→ Excerpted passage:

— Start —

A Boosting Approach to Learning Graph Representations

Learning the right graph representation from noisy, multisource data has garnered significant interest in recent years. A central tenet of this problem is relational learning. Here the objective is to incorporate the partial information each data source gives us in a way that captures the true underlying relationships. To address this challenge, we present a general, boosting-inspired framework for combining weak evidence of entity associations into a robust similarity metric. We explore the extent to which different quality measurements yield graph representations that are suitable for community detection. We then present empirical results on both synthetic and real datasets demonstrating the utility of this framework. Our framework leads to suitable global graph representations from quality measurements local to each edge. Finally, we discuss future extensions and theoretical considerations of learning useful graph representations from weak feedback in general application settings.

💡 Research Summary

The paper tackles the problem of learning a high‑quality graph representation from multiple noisy data sources, a task that is central to relational learning and downstream network analysis such as community detection. The authors observe that each source can be viewed as a “weak learner” that provides partial, possibly unreliable evidence about whether an edge should exist. Inspired by boosting and bandit learning, they propose a novel framework called Locally Boosted Graph Aggregation (LBGA).

— End —

→ To-do list:
A – Using the text on boosting for graph representations, explain in one to three sentences why each data source is treated as a "weak learner."
B – In the text on boosting for graph representations, recast the paragraph beginning "Learning the right graph representation" as a short bulleted list that keeps its main facts.
C – Carry the text on boosting for graph representations forward from its final sentence, writing the next part of its research summary.

→ Dataset:
— Start —

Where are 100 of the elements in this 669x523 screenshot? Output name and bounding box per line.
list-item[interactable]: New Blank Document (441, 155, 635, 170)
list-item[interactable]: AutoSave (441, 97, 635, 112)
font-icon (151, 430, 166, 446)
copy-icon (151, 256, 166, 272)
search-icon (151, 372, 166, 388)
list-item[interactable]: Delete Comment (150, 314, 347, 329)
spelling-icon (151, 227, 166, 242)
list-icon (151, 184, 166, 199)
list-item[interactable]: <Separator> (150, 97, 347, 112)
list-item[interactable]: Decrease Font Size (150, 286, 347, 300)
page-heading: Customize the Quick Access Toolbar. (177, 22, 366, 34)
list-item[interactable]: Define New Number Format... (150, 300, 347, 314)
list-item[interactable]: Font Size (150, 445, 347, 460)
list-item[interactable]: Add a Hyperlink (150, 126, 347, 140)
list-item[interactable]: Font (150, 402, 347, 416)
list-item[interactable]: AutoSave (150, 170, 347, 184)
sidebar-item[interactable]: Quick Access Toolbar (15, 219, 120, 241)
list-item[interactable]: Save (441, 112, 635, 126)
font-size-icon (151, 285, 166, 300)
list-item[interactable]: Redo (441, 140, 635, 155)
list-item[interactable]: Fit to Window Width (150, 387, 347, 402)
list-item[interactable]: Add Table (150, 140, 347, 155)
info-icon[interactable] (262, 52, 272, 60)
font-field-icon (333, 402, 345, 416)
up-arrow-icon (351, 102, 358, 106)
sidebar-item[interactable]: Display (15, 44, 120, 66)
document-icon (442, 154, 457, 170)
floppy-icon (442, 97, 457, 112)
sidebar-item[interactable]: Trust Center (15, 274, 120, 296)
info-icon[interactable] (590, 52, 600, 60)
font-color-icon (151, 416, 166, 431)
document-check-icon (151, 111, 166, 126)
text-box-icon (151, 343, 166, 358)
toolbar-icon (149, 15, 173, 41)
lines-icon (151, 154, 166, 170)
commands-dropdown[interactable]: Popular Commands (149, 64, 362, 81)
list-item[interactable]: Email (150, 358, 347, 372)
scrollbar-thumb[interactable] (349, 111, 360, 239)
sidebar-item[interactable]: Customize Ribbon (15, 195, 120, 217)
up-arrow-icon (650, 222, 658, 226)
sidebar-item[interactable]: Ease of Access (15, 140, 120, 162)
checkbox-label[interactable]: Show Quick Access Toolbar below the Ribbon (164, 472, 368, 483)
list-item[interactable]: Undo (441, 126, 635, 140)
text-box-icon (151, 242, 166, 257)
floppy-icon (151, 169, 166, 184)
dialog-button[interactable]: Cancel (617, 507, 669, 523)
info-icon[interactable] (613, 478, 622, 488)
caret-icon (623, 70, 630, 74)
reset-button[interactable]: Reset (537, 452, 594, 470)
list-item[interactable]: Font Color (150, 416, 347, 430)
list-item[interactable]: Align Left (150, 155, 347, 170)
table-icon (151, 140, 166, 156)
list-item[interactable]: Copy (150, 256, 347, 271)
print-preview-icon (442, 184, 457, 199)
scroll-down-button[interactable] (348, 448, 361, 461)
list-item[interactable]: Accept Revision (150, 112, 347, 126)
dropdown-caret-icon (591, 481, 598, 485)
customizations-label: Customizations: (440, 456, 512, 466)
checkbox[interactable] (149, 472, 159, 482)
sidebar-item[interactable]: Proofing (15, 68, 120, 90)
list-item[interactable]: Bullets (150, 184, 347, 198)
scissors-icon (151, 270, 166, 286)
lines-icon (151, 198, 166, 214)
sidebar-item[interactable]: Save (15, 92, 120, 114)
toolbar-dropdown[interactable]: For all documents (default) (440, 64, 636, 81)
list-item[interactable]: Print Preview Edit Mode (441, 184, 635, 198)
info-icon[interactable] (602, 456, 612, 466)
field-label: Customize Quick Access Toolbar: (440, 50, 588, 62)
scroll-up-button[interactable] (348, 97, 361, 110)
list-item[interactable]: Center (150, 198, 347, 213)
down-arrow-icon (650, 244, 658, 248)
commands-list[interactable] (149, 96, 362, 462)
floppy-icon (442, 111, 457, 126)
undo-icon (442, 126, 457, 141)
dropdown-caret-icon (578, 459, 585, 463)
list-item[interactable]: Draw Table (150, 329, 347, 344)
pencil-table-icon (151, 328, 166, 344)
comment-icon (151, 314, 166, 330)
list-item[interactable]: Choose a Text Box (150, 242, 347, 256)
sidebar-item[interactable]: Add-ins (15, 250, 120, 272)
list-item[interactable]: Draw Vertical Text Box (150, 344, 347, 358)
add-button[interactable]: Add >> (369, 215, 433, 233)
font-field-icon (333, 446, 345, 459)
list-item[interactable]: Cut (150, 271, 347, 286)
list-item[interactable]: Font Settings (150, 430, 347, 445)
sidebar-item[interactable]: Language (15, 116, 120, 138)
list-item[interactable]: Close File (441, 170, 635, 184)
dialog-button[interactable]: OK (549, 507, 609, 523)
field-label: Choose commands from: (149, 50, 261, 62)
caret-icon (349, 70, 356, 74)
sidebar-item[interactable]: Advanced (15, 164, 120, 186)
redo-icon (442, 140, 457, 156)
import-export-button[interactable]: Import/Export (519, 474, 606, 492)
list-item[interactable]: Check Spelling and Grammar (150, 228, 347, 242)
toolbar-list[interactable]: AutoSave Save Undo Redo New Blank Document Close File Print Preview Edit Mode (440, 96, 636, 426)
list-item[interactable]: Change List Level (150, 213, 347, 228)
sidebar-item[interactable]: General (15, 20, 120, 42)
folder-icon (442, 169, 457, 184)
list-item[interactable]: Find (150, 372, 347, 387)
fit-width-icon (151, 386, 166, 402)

— End —
— Start —

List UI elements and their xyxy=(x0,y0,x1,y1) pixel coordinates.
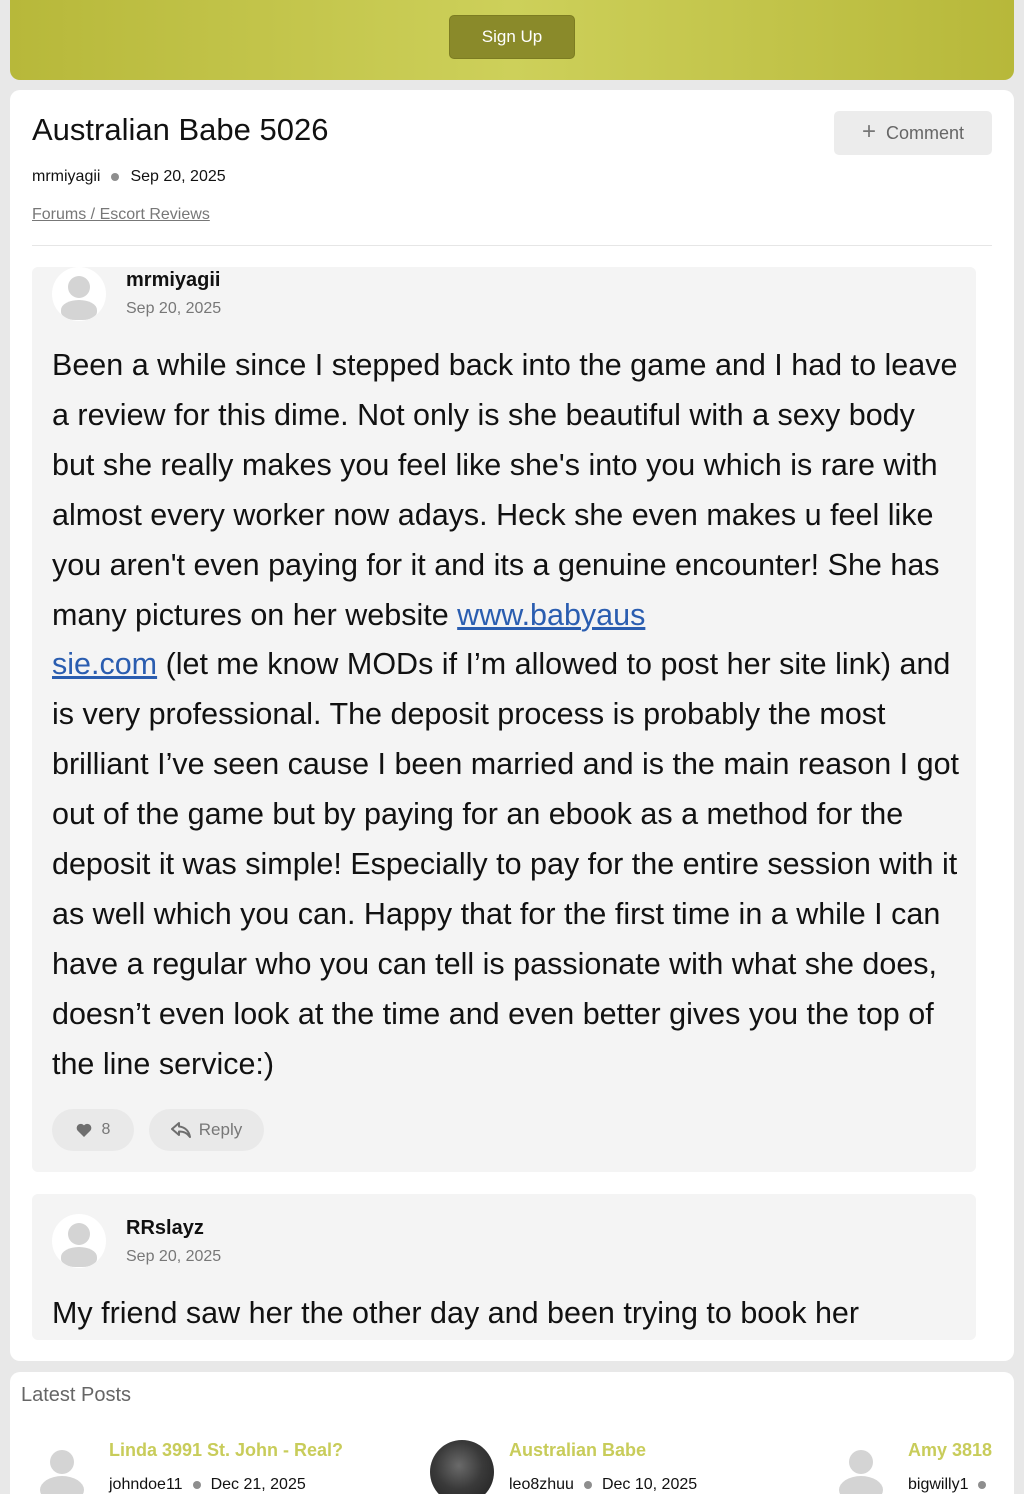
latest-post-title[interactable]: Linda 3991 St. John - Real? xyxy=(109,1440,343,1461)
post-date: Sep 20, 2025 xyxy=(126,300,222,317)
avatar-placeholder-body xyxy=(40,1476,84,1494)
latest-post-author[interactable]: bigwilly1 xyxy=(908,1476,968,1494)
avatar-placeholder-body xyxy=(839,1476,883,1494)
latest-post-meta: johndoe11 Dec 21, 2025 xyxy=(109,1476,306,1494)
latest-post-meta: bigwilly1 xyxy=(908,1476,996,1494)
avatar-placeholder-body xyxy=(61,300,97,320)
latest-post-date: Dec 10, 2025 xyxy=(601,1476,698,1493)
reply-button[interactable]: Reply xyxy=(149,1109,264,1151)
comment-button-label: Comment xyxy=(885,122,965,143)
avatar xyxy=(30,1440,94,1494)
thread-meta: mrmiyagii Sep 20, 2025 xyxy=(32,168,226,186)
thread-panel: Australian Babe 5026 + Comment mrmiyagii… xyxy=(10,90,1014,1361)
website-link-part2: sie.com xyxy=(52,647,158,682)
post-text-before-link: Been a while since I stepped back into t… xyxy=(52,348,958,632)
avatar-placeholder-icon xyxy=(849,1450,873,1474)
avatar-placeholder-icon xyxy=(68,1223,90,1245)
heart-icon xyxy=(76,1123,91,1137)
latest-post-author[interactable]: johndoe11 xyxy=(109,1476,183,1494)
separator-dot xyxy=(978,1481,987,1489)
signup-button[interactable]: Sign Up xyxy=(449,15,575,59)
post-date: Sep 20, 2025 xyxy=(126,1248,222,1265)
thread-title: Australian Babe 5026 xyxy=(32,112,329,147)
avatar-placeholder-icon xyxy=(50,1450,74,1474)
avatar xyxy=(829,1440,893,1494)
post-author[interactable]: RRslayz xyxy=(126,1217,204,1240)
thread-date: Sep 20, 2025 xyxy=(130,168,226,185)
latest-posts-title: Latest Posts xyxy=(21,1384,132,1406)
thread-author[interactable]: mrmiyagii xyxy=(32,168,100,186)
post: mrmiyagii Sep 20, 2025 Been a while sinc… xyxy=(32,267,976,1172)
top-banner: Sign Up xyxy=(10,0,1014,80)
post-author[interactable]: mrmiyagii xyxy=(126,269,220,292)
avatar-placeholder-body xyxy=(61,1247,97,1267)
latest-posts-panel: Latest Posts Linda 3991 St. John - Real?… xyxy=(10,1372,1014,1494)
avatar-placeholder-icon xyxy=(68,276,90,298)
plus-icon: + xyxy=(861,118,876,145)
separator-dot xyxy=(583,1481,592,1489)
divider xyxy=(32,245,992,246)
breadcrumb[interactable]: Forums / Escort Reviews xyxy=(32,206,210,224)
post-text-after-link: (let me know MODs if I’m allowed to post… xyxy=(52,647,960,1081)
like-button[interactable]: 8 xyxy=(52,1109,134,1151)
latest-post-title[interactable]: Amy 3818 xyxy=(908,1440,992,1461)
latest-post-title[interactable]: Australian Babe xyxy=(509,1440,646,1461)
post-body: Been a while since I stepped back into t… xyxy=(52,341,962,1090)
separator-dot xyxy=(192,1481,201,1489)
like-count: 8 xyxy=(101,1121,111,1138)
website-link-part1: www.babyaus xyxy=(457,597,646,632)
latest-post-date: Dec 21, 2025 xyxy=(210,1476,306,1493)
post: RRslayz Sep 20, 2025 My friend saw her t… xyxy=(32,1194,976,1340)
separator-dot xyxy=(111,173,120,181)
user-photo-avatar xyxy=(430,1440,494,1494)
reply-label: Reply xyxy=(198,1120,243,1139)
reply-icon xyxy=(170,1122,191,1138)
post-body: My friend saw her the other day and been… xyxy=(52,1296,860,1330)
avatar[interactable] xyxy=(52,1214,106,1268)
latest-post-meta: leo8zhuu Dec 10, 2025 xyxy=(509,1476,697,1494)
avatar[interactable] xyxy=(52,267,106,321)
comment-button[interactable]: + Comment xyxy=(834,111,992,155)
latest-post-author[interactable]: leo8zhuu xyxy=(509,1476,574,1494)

— End —

→ Outputs by task:
A – Each data source supplies only partial and possibly unreliable evidence about whether an edge should exist. Because no single source is trustworthy alone, the authors treat each as a weak learner whose evidence can be combined, in a boosting-inspired way, into a robust similarity metric.

B –
- Learning graph representations from noisy, multisource data has drawn much recent interest, and relational learning is central to it.
- The goal is to combine the partial information from each source so that it captures the true underlying relationships.
- The authors present a general, boosting-inspired framework that combines weak evidence of entity associations into a robust similarity metric.
- They examine how well different quality measurements yield graph representations suited to community detection.
- Empirical results on synthetic and real datasets show the framework is useful, producing suitable global graph representations from quality measurements local to each edge.
- They close by discussing future extensions and theoretical considerations for learning graph representations from weak feedback in general settings.

C –
LBGA maintains a weight for every possible edge‑source pair (w_{u,v,i}) across the m input graphs H₁,…,Hₘ, which are assumed to be unweighted, undirected, and defined on the same vertex set. In each iteration t the algorithm proceeds in four steps:

1. Candidate graph construction – For each edge (u,v) the algorithm normalizes the current weights over the m sources to obtain a probability distribution, samples a source Hᵢ according to this distribution, and includes (u,v) in the candidate graph Gₜ if the sampled source contains the edge.

2. Clustering – A clustering algorithm A (the authors use Walktrap, but any clustering or graph‑based operation can be substituted) is run on Gₜ, yielding a partition A(Gₜ).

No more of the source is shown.